Brief - Among the lines below, how many carry the string "Aprox"? Reply with a number and nothing else.

==== Task input ====

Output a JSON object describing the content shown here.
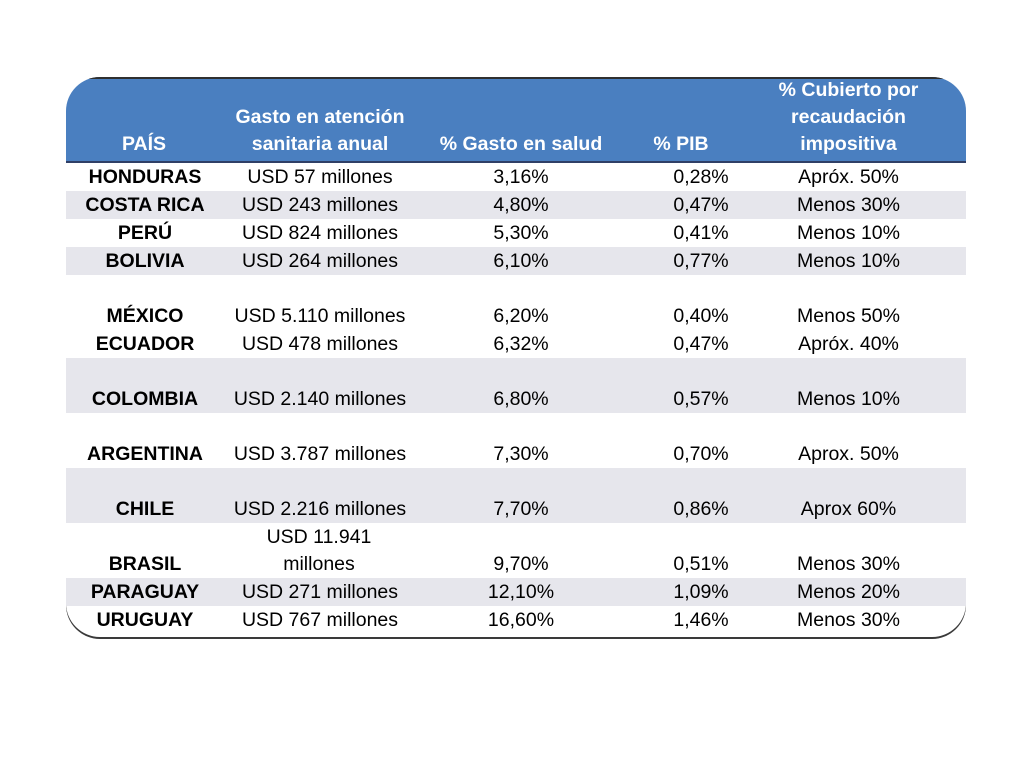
{
  "table": {
    "headers": [
      "PAÍS",
      "Gasto en atención sanitaria anual",
      "% Gasto en salud",
      "% PIB",
      "% Cubierto por recaudación impositiva"
    ],
    "rows": [
      {
        "country": "HONDURAS",
        "gasto": "USD 57 millones",
        "salud": "3,16%",
        "pib": "0,28%",
        "cubierto": "Apróx. 50%"
      },
      {
        "country": "COSTA RICA",
        "gasto": "USD 243 millones",
        "salud": "4,80%",
        "pib": "0,47%",
        "cubierto": "Menos 30%"
      },
      {
        "country": "PERÚ",
        "gasto": "USD 824 millones",
        "salud": "5,30%",
        "pib": "0,41%",
        "cubierto": "Menos 10%"
      },
      {
        "country": "BOLIVIA",
        "gasto": "USD 264 millones",
        "salud": "6,10%",
        "pib": "0,77%",
        "cubierto": "Menos 10%"
      },
      {
        "country": "MÉXICO",
        "gasto": "USD 5.110 millones",
        "salud": "6,20%",
        "pib": "0,40%",
        "cubierto": "Menos 50%"
      },
      {
        "country": "ECUADOR",
        "gasto": "USD 478 millones",
        "salud": "6,32%",
        "pib": "0,47%",
        "cubierto": "Apróx. 40%"
      },
      {
        "country": "COLOMBIA",
        "gasto": "USD 2.140 millones",
        "salud": "6,80%",
        "pib": "0,57%",
        "cubierto": "Menos 10%"
      },
      {
        "country": "ARGENTINA",
        "gasto": "USD 3.787 millones",
        "salud": "7,30%",
        "pib": "0,70%",
        "cubierto": "Aprox. 50%"
      },
      {
        "country": "CHILE",
        "gasto": "USD 2.216 millones",
        "salud": "7,70%",
        "pib": "0,86%",
        "cubierto": "Aprox 60%"
      },
      {
        "country": "BRASIL",
        "gasto": "USD 11.941 millones",
        "salud": "9,70%",
        "pib": "0,51%",
        "cubierto": "Menos 30%"
      },
      {
        "country": "PARAGUAY",
        "gasto": "USD 271 millones",
        "salud": "12,10%",
        "pib": "1,09%",
        "cubierto": "Menos 20%"
      },
      {
        "country": "URUGUAY",
        "gasto": "USD 767 millones",
        "salud": "16,60%",
        "pib": "1,46%",
        "cubierto": "Menos 30%"
      }
    ]
  },
  "colors": {
    "header_bg": "#4a7fc0",
    "header_text": "#ffffff",
    "row_shade": "#e6e6ec"
  }
}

====

Expected output - 2